[begin DATA TO PROCESS]
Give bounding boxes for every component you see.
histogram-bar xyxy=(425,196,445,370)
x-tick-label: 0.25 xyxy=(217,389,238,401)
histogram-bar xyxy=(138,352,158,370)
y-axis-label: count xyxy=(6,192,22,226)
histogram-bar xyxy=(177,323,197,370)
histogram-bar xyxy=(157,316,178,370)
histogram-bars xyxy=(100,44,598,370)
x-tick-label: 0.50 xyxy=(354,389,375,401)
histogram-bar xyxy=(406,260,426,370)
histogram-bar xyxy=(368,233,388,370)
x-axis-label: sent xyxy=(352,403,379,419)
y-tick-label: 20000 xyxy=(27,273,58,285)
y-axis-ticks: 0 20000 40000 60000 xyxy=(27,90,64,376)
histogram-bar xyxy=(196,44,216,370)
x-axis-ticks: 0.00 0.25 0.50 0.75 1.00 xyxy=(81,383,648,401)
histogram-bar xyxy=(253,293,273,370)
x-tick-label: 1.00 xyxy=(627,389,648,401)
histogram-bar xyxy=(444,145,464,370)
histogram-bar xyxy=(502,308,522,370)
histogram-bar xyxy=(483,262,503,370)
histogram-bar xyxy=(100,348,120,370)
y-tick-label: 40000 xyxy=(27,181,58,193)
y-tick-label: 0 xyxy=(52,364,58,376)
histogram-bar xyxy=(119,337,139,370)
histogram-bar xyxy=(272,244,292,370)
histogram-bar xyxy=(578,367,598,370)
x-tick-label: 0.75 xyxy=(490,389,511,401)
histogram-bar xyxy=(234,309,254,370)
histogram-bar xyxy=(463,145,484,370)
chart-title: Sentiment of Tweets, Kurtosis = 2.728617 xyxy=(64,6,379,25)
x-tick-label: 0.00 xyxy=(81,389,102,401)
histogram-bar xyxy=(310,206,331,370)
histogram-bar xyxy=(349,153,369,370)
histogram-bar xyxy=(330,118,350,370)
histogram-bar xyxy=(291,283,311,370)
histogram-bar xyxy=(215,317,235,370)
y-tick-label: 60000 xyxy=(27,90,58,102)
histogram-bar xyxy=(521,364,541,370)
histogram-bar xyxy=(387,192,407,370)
[end DATA TO PROCESS]
• _EXERCISE DETAILS_
Present the lines above as a Markdown table with the columns "No." and "Line", numbering each row and skipping any blank lines.

• _RESULT OF THIS EXERCISE_
| No. | Line |
|---|---|
| 1 | Give bounding boxes for every component you see. |
| 2 | histogram-bar xyxy=(425,196,445,370) |
| 3 | x-tick-label: 0.25 xyxy=(217,389,238,401) |
| 4 | histogram-bar xyxy=(138,352,158,370) |
| 5 | y-axis-label: count xyxy=(6,192,22,226) |
| 6 | histogram-bar xyxy=(177,323,197,370) |
| 7 | histogram-bar xyxy=(157,316,178,370) |
| 8 | histogram-bars xyxy=(100,44,598,370) |
| 9 | x-tick-label: 0.50 xyxy=(354,389,375,401) |
| 10 | histogram-bar xyxy=(406,260,426,370) |
| 11 | histogram-bar xyxy=(368,233,388,370) |
| 12 | x-axis-label: sent xyxy=(352,403,379,419) |
| 13 | y-tick-label: 20000 xyxy=(27,273,58,285) |
| 14 | y-axis-ticks: 0 20000 40000 60000 xyxy=(27,90,64,376) |
| 15 | histogram-bar xyxy=(196,44,216,370) |
| 16 | x-axis-ticks: 0.00 0.25 0.50 0.75 1.00 xyxy=(81,383,648,401) |
| 17 | histogram-bar xyxy=(253,293,273,370) |
| 18 | x-tick-label: 1.00 xyxy=(627,389,648,401) |
| 19 | histogram-bar xyxy=(444,145,464,370) |
| 20 | histogram-bar xyxy=(502,308,522,370) |
| 21 | histogram-bar xyxy=(483,262,503,370) |
| 22 | histogram-bar xyxy=(100,348,120,370) |
| 23 | y-tick-label: 40000 xyxy=(27,181,58,193) |
| 24 | y-tick-label: 0 xyxy=(52,364,58,376) |
| 25 | histogram-bar xyxy=(119,337,139,370) |
| 26 | histogram-bar xyxy=(272,244,292,370) |
| 27 | histogram-bar xyxy=(578,367,598,370) |
| 28 | x-tick-label: 0.75 xyxy=(490,389,511,401) |
| 29 | histogram-bar xyxy=(234,309,254,370) |
| 30 | histogram-bar xyxy=(463,145,484,370) |
| 31 | chart-title: Sentiment of Tweets, Kurtosis = 2.728617 xyxy=(64,6,379,25) |
| 32 | x-tick-label: 0.00 xyxy=(81,389,102,401) |
| 33 | histogram-bar xyxy=(310,206,331,370) |
| 34 | histogram-bar xyxy=(349,153,369,370) |
| 35 | histogram-bar xyxy=(330,118,350,370) |
| 36 | histogram-bar xyxy=(291,283,311,370) |
| 37 | histogram-bar xyxy=(215,317,235,370) |
| 38 | y-tick-label: 60000 xyxy=(27,90,58,102) |
| 39 | histogram-bar xyxy=(521,364,541,370) |
| 40 | histogram-bar xyxy=(387,192,407,370) |